_FRAGMENTO DEL TEXTO_
------------------------------------

Entre un funerario y una fábrica de fregaderos, un imponente icono de la cultura cinematográfica australiana se resiste a desaparecer: el Coburg Drive-In, el último cine de autos en un radio de una hora desde el CBD de Melbourne. Los coches llegan a este lugar cada vez más nostálgico, ansiosos de sumergirse en la experiencia única de ver una película bajo las estrellas. Este remanso de tranquilidad permite a las familias convertir sus asientos traseros en cómodas camas, mientras los niños juegan en el bitumen y los adultos ajustan sus radios para sintonizar el audio de las proyecciones.
Michael O’Neill, un habitué que ha visitado el drive-in durante dos décadas, describe su llegada como un retorno a casa. Hacer el trayecto de cinco horas desde Echuca le resulta un sacrificio menor ante la posibilidad de disfrutar de una experiencia cinematográfica inigualable, contrastando con el bullicio de las salas de cine tradicionales. “En un cuarto oscuro, con teléfonos sonando y gente hablando, se pierde la magia”, expresa O’Neill, quien no se deja influir por las críticas de quienes consideran su pasatiempo una pérdida de tiempo.

------------------------------------

_Listado de un conjunto de datos_
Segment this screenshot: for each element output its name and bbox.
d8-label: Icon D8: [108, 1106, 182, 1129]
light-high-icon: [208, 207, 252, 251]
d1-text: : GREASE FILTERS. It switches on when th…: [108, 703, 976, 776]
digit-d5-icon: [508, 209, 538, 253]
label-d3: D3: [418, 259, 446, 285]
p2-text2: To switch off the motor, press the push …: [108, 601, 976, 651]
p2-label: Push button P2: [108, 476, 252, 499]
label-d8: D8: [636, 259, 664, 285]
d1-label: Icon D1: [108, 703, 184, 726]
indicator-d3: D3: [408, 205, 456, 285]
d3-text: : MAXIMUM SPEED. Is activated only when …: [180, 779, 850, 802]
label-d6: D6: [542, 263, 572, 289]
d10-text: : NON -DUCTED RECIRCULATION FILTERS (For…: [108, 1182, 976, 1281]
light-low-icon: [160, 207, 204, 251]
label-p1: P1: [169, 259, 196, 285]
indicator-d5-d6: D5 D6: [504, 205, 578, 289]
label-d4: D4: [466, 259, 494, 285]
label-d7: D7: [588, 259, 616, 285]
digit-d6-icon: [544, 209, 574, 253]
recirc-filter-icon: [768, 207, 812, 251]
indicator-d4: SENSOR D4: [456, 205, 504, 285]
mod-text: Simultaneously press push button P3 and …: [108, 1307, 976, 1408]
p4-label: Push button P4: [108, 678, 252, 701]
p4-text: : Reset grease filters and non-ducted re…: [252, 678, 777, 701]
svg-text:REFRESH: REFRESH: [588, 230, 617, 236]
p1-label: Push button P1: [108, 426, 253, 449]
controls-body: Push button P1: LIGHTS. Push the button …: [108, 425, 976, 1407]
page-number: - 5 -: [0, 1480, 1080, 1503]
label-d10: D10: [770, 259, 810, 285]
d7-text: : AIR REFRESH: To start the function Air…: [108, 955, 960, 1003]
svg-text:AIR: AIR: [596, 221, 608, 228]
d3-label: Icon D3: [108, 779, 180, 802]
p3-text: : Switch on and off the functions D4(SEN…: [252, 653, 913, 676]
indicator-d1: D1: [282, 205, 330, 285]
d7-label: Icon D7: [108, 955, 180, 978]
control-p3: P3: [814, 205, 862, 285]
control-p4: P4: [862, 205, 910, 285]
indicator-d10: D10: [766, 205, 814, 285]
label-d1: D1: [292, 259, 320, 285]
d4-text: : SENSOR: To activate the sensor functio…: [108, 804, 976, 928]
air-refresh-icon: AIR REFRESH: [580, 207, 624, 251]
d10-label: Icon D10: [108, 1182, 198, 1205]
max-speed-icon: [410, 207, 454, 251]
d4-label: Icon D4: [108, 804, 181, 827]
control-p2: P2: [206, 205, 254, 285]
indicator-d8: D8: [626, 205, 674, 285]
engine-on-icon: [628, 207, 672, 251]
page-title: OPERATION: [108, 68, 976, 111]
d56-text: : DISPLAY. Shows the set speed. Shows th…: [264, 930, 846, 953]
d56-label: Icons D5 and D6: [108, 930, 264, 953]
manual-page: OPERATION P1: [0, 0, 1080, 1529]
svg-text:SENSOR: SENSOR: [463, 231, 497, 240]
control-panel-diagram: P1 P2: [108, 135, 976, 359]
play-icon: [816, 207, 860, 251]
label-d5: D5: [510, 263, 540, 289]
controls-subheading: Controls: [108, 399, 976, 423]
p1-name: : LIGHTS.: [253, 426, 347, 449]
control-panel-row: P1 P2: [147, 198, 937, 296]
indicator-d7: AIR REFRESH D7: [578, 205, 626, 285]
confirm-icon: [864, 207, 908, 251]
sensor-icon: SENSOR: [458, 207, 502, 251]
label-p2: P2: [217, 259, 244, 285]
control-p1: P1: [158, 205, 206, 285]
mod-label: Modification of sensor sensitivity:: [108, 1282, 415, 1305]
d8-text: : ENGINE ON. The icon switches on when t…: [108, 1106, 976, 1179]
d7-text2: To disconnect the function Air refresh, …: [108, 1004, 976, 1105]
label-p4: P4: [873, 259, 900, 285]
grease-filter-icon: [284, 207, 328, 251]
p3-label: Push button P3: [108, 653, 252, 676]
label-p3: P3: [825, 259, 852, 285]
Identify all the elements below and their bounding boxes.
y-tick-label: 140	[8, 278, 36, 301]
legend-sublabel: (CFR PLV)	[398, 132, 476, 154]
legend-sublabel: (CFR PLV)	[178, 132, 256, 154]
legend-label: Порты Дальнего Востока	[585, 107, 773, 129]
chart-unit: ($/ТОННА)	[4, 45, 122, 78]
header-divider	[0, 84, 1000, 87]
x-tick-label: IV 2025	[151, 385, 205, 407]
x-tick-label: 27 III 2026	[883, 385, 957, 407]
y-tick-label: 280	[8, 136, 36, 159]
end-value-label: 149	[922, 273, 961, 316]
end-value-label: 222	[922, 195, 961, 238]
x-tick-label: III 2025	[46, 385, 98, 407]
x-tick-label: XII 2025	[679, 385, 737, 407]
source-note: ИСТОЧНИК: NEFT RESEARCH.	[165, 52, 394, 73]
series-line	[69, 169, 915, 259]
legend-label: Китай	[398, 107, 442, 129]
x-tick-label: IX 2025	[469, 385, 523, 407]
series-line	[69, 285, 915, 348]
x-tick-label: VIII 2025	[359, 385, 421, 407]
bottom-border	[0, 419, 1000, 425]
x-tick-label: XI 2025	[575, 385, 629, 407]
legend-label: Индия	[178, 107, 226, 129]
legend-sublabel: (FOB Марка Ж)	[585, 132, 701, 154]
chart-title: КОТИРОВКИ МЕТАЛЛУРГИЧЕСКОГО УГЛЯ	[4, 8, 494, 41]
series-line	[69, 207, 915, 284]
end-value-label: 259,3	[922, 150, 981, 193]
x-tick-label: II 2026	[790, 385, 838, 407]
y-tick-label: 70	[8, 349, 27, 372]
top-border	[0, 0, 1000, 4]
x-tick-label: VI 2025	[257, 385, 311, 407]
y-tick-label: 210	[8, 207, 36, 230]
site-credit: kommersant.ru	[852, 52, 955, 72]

------------------------------------

_PROBLEMAS POR RESOLVER_
1. Indica si cada afirmación coincide con el texto sobre el Coburg Drive-In y justifícalo con una cita literal: (a) es el último cine de autos en un radio de una hora desde el CBD de Melbourne; (b) Michael O'Neill lo visita desde hace diez años; (c) el trayecto desde Echuca dura tres horas.
2. Según el texto sobre el Coburg Drive-In, ¿entre qué dos negocios se encuentra el cine?
El listado no hace falta para resolver nada.

_RESPUESTAS POR PUNTO_
1.
(a) Sí: "el último cine de autos en un radio de una hora desde el CBD de Melbourne".
(b) No: "ha visitado el drive-in durante dos décadas".
(c) No: "Hacer el trayecto de cinco horas desde Echuca".

2. Entre un funerario y una fábrica de fregaderos.